-------- Records shown
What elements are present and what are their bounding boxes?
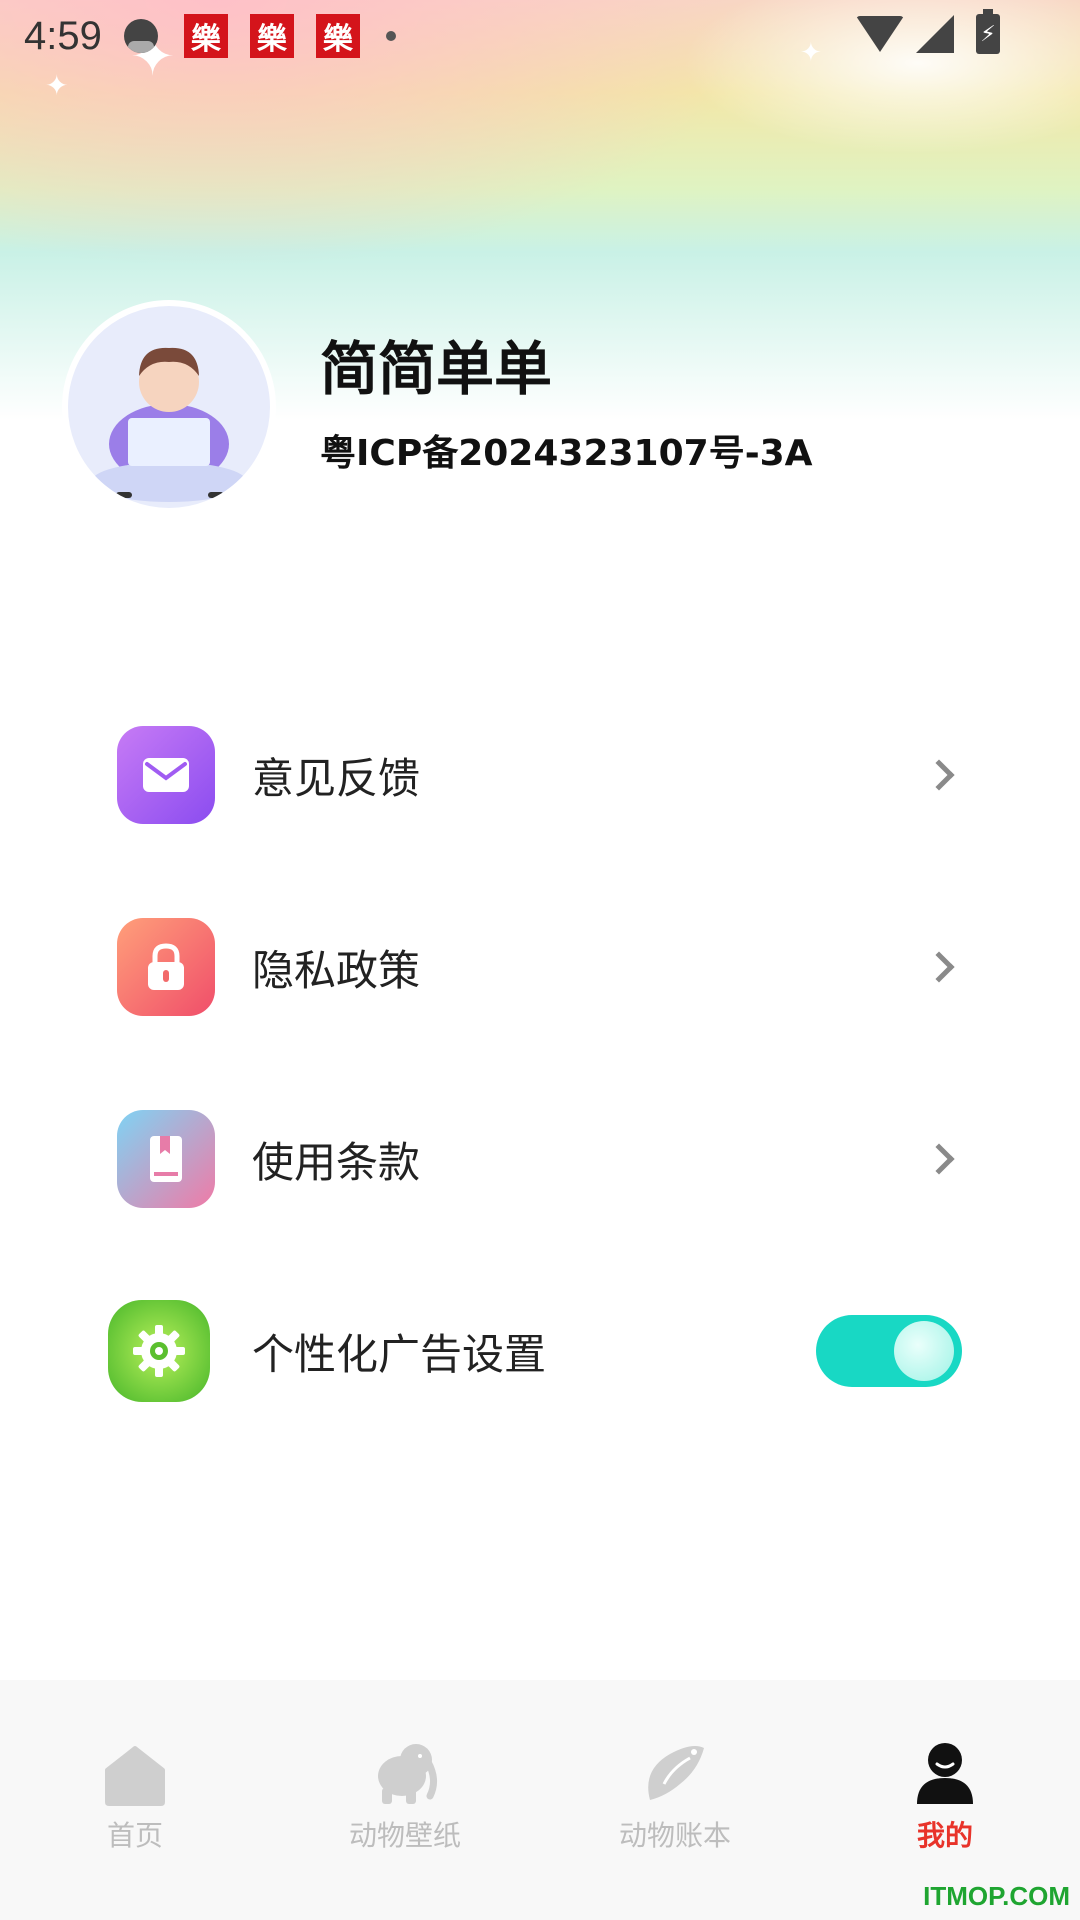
toggle-knob[interactable] bbox=[894, 1321, 954, 1381]
tab-mine[interactable]: 我的 bbox=[865, 1740, 1025, 1854]
menu-item-personalized-ads: 个性化广告设置 bbox=[0, 1291, 1080, 1411]
notification-icon bbox=[123, 19, 158, 53]
tab-animal-ledger[interactable]: 动物账本 bbox=[595, 1740, 755, 1854]
personalized-ads-toggle[interactable] bbox=[816, 1315, 962, 1387]
book-icon bbox=[117, 1110, 215, 1208]
tab-label: 动物账本 bbox=[618, 1819, 731, 1852]
menu-item-label: 意见反馈 bbox=[252, 753, 421, 803]
status-bar: 4:59 樂 樂 樂 ⚡ bbox=[0, 0, 1080, 72]
tab-label: 动物壁纸 bbox=[348, 1819, 461, 1852]
menu-item-label: 隐私政策 bbox=[252, 945, 421, 995]
status-time: 4:59 bbox=[24, 13, 102, 58]
menu-item-label: 使用条款 bbox=[252, 1137, 421, 1187]
battery-icon: ⚡ bbox=[976, 9, 1000, 54]
tab-label: 首页 bbox=[106, 1819, 163, 1852]
animal-icon bbox=[640, 1740, 710, 1806]
chevron-right-icon bbox=[923, 759, 955, 791]
avatar[interactable] bbox=[62, 300, 276, 514]
mail-icon bbox=[117, 726, 215, 824]
gear-icon bbox=[108, 1300, 210, 1402]
icp-number: 粤ICP备2024323107号-3A bbox=[320, 432, 813, 474]
app-notification-icon: 樂 bbox=[183, 14, 228, 58]
watermark: ITMOP.COM bbox=[923, 1881, 1070, 1911]
avatar-illustration bbox=[91, 347, 247, 502]
app-notification-icon: 樂 bbox=[249, 14, 294, 58]
app-notification-icon: 樂 bbox=[315, 14, 360, 58]
profile-section: 简简单单 粤ICP备2024323107号-3A bbox=[62, 300, 813, 514]
menu-item-feedback[interactable]: 意见反馈 bbox=[0, 715, 1080, 835]
menu-item-label: 个性化广告设置 bbox=[252, 1329, 547, 1379]
menu-item-privacy-policy[interactable]: 隐私政策 bbox=[0, 907, 1080, 1027]
tab-label: 我的 bbox=[916, 1819, 973, 1852]
menu-item-terms-of-use[interactable]: 使用条款 bbox=[0, 1099, 1080, 1219]
bottom-tab-bar: 首页 动物壁纸 动物账本 我的 ITMOP.COM bbox=[0, 1680, 1080, 1920]
sparkle-icon: ✦ bbox=[45, 69, 69, 102]
wifi-icon bbox=[856, 16, 904, 52]
elephant-icon bbox=[370, 1740, 440, 1806]
chevron-right-icon bbox=[923, 951, 955, 983]
more-notifications-icon bbox=[385, 31, 396, 41]
tab-animal-wallpaper[interactable]: 动物壁纸 bbox=[325, 1740, 485, 1854]
tab-home[interactable]: 首页 bbox=[55, 1740, 215, 1854]
person-icon bbox=[913, 1740, 977, 1806]
profile-name: 简简单单 bbox=[320, 335, 553, 404]
home-icon bbox=[103, 1740, 167, 1806]
chevron-right-icon bbox=[923, 1143, 955, 1175]
signal-icon bbox=[916, 15, 954, 53]
lock-icon bbox=[117, 918, 215, 1016]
----------------
Objective:
Reproduce the data verbatim from the line containing "toggle-knob[interactable] bbox=[894, 1321, 954, 1381]" through the line containing "1740, 755, 1854]", including both of those lines.

Written answer:
toggle-knob[interactable] bbox=[894, 1321, 954, 1381]
tab-mine[interactable]: 我的 bbox=[865, 1740, 1025, 1854]
menu-item-personalized-ads: 个性化广告设置 bbox=[0, 1291, 1080, 1411]
notification-icon bbox=[123, 19, 158, 53]
tab-animal-ledger[interactable]: 动物账本 bbox=[595, 1740, 755, 1854]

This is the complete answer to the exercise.